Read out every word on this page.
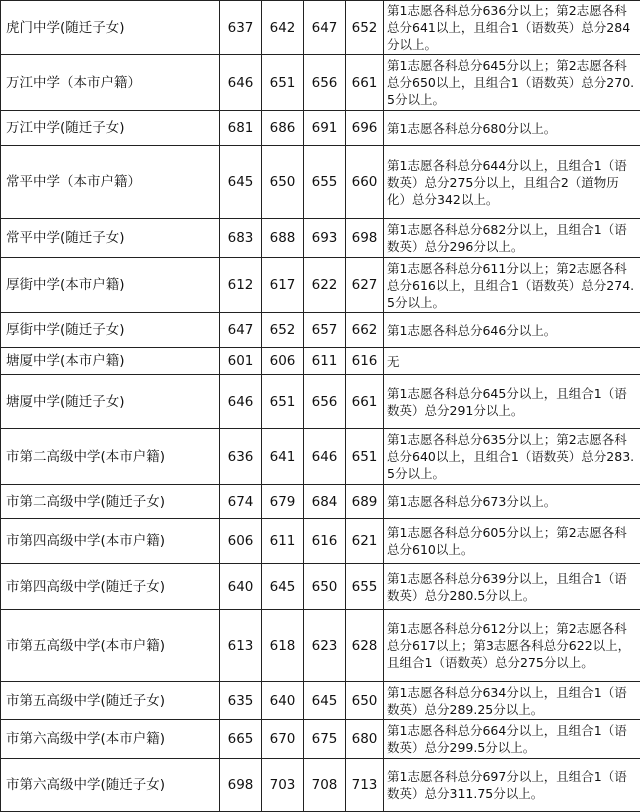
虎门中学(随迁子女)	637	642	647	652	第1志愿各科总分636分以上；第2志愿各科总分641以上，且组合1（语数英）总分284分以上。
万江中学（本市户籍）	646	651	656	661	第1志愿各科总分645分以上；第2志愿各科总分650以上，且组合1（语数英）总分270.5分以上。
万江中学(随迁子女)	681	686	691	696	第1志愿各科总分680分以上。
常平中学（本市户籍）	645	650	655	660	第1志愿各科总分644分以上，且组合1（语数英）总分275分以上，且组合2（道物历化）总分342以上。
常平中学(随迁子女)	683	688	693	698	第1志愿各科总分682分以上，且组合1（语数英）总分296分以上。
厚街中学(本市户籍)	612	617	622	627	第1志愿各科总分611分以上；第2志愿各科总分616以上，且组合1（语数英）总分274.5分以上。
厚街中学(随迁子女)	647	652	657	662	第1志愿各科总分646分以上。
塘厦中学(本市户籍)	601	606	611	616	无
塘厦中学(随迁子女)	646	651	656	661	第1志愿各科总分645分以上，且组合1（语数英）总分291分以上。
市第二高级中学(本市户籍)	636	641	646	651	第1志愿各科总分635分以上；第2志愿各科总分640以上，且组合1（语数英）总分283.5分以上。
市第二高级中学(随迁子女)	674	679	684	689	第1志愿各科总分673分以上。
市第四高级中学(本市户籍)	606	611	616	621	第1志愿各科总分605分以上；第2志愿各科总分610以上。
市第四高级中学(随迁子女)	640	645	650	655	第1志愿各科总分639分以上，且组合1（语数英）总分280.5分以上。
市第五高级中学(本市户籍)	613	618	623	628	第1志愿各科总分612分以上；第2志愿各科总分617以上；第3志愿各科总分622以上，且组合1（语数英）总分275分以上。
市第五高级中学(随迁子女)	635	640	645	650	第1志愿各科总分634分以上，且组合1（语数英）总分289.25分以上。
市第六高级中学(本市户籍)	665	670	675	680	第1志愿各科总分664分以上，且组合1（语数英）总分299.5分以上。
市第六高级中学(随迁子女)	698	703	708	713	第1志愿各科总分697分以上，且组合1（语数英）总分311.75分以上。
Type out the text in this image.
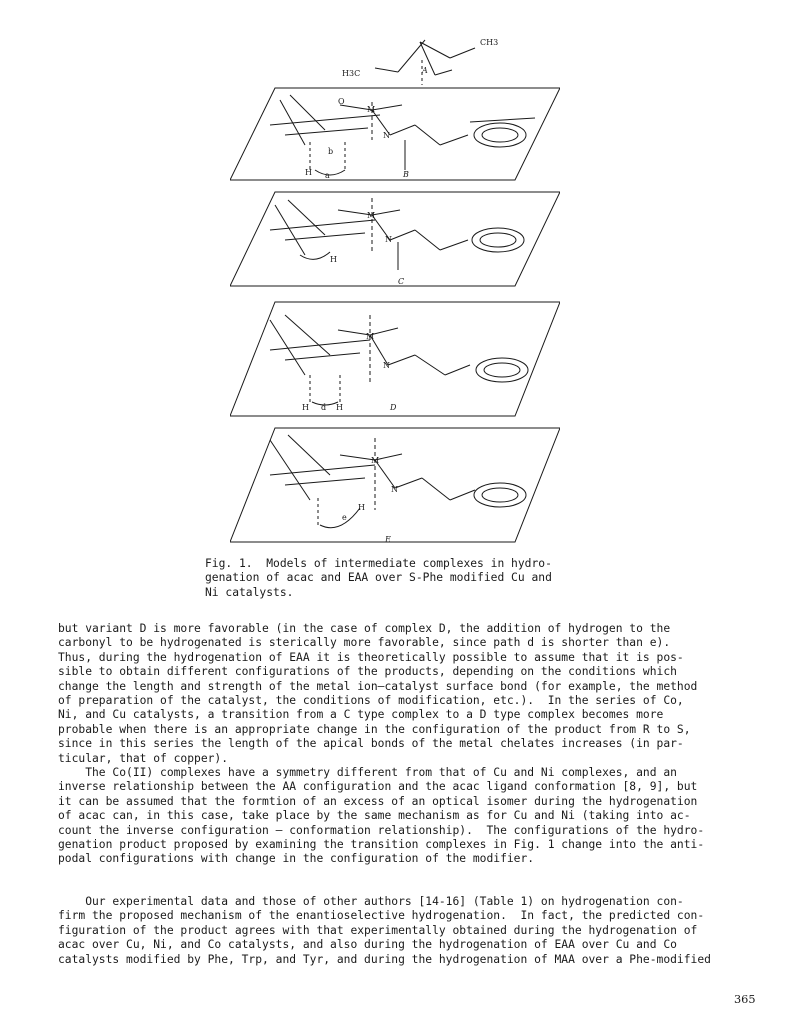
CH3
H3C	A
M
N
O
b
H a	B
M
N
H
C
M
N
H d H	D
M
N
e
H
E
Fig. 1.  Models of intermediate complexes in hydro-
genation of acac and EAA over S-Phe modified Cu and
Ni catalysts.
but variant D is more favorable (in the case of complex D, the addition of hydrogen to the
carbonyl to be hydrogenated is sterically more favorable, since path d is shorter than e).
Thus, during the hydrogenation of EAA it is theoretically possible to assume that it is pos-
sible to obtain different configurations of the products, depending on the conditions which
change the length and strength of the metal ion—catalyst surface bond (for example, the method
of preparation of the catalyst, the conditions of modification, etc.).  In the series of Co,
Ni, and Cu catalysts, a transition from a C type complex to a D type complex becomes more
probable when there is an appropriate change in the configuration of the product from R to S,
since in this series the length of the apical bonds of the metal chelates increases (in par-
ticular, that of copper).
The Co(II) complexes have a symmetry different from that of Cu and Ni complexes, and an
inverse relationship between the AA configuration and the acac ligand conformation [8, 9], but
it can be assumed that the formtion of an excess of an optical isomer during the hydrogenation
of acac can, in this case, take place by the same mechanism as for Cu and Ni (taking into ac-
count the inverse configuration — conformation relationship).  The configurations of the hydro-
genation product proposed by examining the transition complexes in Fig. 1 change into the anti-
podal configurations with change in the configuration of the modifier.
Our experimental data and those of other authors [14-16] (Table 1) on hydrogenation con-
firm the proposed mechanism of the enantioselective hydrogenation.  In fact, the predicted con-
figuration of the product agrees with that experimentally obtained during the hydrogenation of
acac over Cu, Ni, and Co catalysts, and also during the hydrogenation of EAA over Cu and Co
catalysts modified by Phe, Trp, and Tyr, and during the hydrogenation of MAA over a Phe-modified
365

-=-=-

» **To be done**:
Return the listing above in full and without alteration, excluding its pictures.

» **Solution for this task**:
Read out every word on this page.
虎门中学(随迁子女)	637	642	647	652	第1志愿各科总分636分以上；第2志愿各科总分641以上，且组合1（语数英）总分284分以上。
万江中学（本市户籍）	646	651	656	661	第1志愿各科总分645分以上；第2志愿各科总分650以上，且组合1（语数英）总分270.5分以上。
万江中学(随迁子女)	681	686	691	696	第1志愿各科总分680分以上。
常平中学（本市户籍）	645	650	655	660	第1志愿各科总分644分以上，且组合1（语数英）总分275分以上，且组合2（道物历化）总分342以上。
常平中学(随迁子女)	683	688	693	698	第1志愿各科总分682分以上，且组合1（语数英）总分296分以上。
厚街中学(本市户籍)	612	617	622	627	第1志愿各科总分611分以上；第2志愿各科总分616以上，且组合1（语数英）总分274.5分以上。
厚街中学(随迁子女)	647	652	657	662	第1志愿各科总分646分以上。
塘厦中学(本市户籍)	601	606	611	616	无
塘厦中学(随迁子女)	646	651	656	661	第1志愿各科总分645分以上，且组合1（语数英）总分291分以上。
市第二高级中学(本市户籍)	636	641	646	651	第1志愿各科总分635分以上；第2志愿各科总分640以上，且组合1（语数英）总分283.5分以上。
市第二高级中学(随迁子女)	674	679	684	689	第1志愿各科总分673分以上。
市第四高级中学(本市户籍)	606	611	616	621	第1志愿各科总分605分以上；第2志愿各科总分610以上。
市第四高级中学(随迁子女)	640	645	650	655	第1志愿各科总分639分以上，且组合1（语数英）总分280.5分以上。
市第五高级中学(本市户籍)	613	618	623	628	第1志愿各科总分612分以上；第2志愿各科总分617以上；第3志愿各科总分622以上，且组合1（语数英）总分275分以上。
市第五高级中学(随迁子女)	635	640	645	650	第1志愿各科总分634分以上，且组合1（语数英）总分289.25分以上。
市第六高级中学(本市户籍)	665	670	675	680	第1志愿各科总分664分以上，且组合1（语数英）总分299.5分以上。
市第六高级中学(随迁子女)	698	703	708	713	第1志愿各科总分697分以上，且组合1（语数英）总分311.75分以上。
Type out the text in this image.
CH3
H3C	A
M
N
O
b
H a	B
M
N
H
C
M
N
H d H	D
M
N
e
H
E
Fig. 1.  Models of intermediate complexes in hydro-
genation of acac and EAA over S-Phe modified Cu and
Ni catalysts.
but variant D is more favorable (in the case of complex D, the addition of hydrogen to the
carbonyl to be hydrogenated is sterically more favorable, since path d is shorter than e).
Thus, during the hydrogenation of EAA it is theoretically possible to assume that it is pos-
sible to obtain different configurations of the products, depending on the conditions which
change the length and strength of the metal ion—catalyst surface bond (for example, the method
of preparation of the catalyst, the conditions of modification, etc.).  In the series of Co,
Ni, and Cu catalysts, a transition from a C type complex to a D type complex becomes more
probable when there is an appropriate change in the configuration of the product from R to S,
since in this series the length of the apical bonds of the metal chelates increases (in par-
ticular, that of copper).
The Co(II) complexes have a symmetry different from that of Cu and Ni complexes, and an
inverse relationship between the AA configuration and the acac ligand conformation [8, 9], but
it can be assumed that the formtion of an excess of an optical isomer during the hydrogenation
of acac can, in this case, take place by the same mechanism as for Cu and Ni (taking into ac-
count the inverse configuration — conformation relationship).  The configurations of the hydro-
genation product proposed by examining the transition complexes in Fig. 1 change into the anti-
podal configurations with change in the configuration of the modifier.
Our experimental data and those of other authors [14-16] (Table 1) on hydrogenation con-
firm the proposed mechanism of the enantioselective hydrogenation.  In fact, the predicted con-
figuration of the product agrees with that experimentally obtained during the hydrogenation of
acac over Cu, Ni, and Co catalysts, and also during the hydrogenation of EAA over Cu and Co
catalysts modified by Phe, Trp, and Tyr, and during the hydrogenation of MAA over a Phe-modified
365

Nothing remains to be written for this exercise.